■ **Task to complete**: Copy the lines of the data verbatim, starting with the line containing "Patent image size: (1283, 395)." and going on through the line containing "The receiving time".

■ **Given information**:
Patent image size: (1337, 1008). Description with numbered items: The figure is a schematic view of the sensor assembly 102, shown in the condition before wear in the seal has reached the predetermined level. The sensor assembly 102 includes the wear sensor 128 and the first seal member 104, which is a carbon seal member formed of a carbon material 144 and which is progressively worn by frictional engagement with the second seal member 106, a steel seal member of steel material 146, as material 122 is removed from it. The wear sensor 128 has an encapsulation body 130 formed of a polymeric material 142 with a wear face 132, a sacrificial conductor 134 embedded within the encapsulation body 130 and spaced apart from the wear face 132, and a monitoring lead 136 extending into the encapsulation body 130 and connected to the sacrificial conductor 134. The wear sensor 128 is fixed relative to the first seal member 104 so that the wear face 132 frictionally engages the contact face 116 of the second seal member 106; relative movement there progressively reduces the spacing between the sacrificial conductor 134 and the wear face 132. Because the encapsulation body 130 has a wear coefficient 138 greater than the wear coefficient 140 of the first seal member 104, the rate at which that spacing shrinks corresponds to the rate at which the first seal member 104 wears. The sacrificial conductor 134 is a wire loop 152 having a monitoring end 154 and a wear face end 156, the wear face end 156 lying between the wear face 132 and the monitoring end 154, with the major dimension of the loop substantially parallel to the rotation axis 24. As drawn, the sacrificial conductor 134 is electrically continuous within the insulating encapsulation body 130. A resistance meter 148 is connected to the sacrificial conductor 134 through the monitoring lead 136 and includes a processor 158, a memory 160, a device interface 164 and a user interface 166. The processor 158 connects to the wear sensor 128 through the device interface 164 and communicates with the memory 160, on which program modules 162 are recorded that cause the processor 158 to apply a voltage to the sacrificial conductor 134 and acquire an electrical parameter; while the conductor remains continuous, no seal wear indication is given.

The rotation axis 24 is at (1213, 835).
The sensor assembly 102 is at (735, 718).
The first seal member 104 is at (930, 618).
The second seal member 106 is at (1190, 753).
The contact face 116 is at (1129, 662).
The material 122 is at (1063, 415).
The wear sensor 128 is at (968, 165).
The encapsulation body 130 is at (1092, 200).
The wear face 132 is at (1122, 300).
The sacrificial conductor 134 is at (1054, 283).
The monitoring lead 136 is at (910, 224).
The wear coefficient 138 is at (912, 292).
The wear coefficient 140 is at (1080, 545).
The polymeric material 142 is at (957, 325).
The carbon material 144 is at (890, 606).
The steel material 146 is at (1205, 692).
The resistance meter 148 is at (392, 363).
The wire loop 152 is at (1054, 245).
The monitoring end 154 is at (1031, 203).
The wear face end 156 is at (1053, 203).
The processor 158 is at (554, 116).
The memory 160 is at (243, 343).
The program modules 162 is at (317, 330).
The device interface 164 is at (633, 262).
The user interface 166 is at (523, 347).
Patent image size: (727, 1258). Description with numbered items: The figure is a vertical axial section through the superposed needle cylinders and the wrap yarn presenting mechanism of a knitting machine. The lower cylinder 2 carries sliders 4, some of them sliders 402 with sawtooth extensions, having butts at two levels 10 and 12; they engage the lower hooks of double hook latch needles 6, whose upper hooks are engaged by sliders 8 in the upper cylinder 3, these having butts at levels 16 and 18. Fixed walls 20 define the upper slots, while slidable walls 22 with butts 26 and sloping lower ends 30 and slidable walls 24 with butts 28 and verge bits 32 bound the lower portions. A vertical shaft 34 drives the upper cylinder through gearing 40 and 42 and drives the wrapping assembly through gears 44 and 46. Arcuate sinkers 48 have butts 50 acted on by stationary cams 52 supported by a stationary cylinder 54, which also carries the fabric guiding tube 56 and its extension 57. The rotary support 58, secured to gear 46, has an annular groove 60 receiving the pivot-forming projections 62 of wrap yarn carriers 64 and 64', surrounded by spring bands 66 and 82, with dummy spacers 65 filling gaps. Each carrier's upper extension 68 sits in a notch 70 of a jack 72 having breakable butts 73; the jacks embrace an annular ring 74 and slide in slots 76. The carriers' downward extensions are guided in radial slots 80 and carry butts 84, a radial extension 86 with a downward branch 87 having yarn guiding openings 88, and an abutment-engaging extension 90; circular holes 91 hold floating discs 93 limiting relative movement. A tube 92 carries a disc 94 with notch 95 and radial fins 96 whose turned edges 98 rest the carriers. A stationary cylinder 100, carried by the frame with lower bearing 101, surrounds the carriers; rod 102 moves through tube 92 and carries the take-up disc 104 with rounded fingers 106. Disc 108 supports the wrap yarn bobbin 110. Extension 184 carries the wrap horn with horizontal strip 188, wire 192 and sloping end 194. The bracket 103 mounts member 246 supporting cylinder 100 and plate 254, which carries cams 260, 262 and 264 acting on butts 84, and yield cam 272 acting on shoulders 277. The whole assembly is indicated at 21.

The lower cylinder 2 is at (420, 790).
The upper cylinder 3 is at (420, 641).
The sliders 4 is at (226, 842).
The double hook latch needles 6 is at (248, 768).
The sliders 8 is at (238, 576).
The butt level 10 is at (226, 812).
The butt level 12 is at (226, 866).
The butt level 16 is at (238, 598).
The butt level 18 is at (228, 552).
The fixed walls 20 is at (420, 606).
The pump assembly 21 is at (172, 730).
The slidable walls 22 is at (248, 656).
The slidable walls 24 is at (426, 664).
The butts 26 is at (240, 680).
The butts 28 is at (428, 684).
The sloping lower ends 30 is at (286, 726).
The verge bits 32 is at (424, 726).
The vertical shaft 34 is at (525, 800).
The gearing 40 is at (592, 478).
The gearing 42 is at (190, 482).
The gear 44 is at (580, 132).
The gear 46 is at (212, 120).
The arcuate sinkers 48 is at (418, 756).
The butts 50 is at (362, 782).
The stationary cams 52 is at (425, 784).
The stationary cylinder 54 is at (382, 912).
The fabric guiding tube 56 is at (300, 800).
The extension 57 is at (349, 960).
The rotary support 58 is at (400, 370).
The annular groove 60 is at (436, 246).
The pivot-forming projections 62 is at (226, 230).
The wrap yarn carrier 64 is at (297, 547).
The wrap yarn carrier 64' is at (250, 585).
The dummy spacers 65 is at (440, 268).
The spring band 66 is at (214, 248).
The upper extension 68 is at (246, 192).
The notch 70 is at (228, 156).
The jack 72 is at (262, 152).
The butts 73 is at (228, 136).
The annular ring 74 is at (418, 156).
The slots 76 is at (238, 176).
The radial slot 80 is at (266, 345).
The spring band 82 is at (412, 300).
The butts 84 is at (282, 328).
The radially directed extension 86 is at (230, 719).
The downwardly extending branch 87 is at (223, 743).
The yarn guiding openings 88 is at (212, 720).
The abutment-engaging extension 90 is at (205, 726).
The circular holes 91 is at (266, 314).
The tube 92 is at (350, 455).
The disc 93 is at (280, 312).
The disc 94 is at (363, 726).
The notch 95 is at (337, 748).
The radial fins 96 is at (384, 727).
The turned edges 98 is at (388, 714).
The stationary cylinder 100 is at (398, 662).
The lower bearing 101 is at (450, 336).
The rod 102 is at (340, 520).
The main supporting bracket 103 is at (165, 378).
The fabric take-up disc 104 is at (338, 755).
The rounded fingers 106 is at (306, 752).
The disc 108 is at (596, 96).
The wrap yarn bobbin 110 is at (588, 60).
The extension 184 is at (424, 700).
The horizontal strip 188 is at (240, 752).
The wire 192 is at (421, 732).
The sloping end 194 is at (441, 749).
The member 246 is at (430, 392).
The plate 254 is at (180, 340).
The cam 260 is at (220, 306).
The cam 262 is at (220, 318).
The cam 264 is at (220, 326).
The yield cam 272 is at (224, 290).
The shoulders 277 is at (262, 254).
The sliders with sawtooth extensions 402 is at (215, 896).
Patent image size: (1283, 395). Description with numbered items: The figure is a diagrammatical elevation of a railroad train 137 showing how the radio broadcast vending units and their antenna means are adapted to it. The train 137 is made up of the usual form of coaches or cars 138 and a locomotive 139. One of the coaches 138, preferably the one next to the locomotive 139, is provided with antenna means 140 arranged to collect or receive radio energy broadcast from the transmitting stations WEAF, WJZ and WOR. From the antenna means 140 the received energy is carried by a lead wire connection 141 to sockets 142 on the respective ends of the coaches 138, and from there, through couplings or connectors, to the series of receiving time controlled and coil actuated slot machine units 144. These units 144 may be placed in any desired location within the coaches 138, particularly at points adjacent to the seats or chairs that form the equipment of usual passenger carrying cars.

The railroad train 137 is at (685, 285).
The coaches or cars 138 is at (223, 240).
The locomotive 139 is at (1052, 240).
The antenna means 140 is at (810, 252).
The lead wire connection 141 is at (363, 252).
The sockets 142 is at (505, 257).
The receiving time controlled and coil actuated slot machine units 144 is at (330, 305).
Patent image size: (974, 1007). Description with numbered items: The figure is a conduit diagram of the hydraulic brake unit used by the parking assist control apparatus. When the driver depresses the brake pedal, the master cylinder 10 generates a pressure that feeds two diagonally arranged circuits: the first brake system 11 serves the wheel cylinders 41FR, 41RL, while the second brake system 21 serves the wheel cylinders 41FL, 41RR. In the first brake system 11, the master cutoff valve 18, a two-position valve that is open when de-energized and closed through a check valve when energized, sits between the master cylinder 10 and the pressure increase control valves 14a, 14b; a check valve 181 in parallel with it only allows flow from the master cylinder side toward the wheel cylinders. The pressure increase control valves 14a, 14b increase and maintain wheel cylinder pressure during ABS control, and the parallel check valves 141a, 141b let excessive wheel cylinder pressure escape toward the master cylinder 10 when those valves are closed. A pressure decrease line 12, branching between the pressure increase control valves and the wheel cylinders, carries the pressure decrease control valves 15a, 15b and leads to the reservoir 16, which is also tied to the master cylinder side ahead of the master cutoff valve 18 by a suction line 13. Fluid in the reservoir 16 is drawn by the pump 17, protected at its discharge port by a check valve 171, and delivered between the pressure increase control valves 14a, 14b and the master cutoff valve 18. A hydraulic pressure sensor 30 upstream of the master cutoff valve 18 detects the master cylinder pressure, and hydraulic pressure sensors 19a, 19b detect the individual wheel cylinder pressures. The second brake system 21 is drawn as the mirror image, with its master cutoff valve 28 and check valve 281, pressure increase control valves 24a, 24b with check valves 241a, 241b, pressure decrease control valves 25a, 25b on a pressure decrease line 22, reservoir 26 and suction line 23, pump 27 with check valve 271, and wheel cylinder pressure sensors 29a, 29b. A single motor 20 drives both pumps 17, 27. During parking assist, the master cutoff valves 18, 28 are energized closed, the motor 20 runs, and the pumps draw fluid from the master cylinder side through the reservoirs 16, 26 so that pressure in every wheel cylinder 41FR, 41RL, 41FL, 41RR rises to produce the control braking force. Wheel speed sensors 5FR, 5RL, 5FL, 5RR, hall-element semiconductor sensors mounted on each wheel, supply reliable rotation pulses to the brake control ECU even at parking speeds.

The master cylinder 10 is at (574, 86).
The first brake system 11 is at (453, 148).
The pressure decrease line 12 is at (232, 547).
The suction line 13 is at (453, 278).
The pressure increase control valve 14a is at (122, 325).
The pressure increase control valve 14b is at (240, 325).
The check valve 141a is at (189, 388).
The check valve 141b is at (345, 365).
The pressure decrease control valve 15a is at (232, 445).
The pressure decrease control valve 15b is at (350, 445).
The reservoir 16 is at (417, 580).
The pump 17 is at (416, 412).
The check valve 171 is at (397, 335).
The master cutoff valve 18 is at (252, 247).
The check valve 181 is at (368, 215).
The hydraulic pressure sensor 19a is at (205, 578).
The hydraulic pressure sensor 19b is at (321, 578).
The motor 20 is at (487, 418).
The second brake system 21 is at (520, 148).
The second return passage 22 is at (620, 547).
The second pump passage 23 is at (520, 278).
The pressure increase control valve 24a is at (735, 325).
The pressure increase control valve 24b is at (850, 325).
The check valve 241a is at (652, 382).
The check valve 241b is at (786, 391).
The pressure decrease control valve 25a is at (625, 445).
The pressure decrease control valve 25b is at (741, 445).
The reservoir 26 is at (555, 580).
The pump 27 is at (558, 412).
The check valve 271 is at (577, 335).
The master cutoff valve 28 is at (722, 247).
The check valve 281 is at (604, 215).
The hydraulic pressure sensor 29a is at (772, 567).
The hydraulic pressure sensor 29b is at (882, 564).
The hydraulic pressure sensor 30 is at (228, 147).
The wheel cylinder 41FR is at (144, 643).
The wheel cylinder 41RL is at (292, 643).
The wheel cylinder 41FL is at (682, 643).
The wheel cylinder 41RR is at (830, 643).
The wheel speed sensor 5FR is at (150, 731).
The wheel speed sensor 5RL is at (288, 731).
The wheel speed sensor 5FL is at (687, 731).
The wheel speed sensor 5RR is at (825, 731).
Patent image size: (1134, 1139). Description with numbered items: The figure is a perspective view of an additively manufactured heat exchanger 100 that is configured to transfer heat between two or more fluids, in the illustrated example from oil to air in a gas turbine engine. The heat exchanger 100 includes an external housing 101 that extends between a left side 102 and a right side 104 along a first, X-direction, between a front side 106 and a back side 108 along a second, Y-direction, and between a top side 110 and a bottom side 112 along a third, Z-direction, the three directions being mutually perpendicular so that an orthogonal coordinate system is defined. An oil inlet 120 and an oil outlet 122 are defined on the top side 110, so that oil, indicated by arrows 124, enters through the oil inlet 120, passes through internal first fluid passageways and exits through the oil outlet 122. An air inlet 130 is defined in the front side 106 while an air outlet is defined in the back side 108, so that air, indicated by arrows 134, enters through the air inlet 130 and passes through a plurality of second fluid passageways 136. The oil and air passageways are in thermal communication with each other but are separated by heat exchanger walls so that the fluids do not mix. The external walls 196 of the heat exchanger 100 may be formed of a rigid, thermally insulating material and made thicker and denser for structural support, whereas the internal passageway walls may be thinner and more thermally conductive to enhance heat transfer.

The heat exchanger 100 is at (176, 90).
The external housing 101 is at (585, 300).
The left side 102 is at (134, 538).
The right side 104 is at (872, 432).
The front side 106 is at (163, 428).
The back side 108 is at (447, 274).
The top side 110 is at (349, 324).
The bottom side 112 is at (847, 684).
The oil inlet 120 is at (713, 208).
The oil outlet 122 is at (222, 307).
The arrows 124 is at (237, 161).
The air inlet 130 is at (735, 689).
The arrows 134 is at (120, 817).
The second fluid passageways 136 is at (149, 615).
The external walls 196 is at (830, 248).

■ **Solution to the problem**:
Patent image size: (1283, 395). Description with numbered items: The figure is a diagrammatical elevation of a railroad train 137 showing how the radio broadcast vending units and their antenna means are adapted to it. The train 137 is made up of the usual form of coaches or cars 138 and a locomotive 139. One of the coaches 138, preferably the one next to the locomotive 139, is provided with antenna means 140 arranged to collect or receive radio energy broadcast from the transmitting stations WEAF, WJZ and WOR. From the antenna means 140 the received energy is carried by a lead wire connection 141 to sockets 142 on the respective ends of the coaches 138, and from there, through couplings or connectors, to the series of receiving time controlled and coil actuated slot machine units 144. These units 144 may be placed in any desired location within the coaches 138, particularly at points adjacent to the seats or chairs that form the equipment of usual passenger carrying cars.

The railroad train 137 is at (685, 285).
The coaches or cars 138 is at (223, 240).
The locomotive 139 is at (1052, 240).
The antenna means 140 is at (810, 252).
The lead wire connection 141 is at (363, 252).
The sockets 142 is at (505, 257).
The receiving time controlled and coil actuated slot machine units 144 is at (330, 305).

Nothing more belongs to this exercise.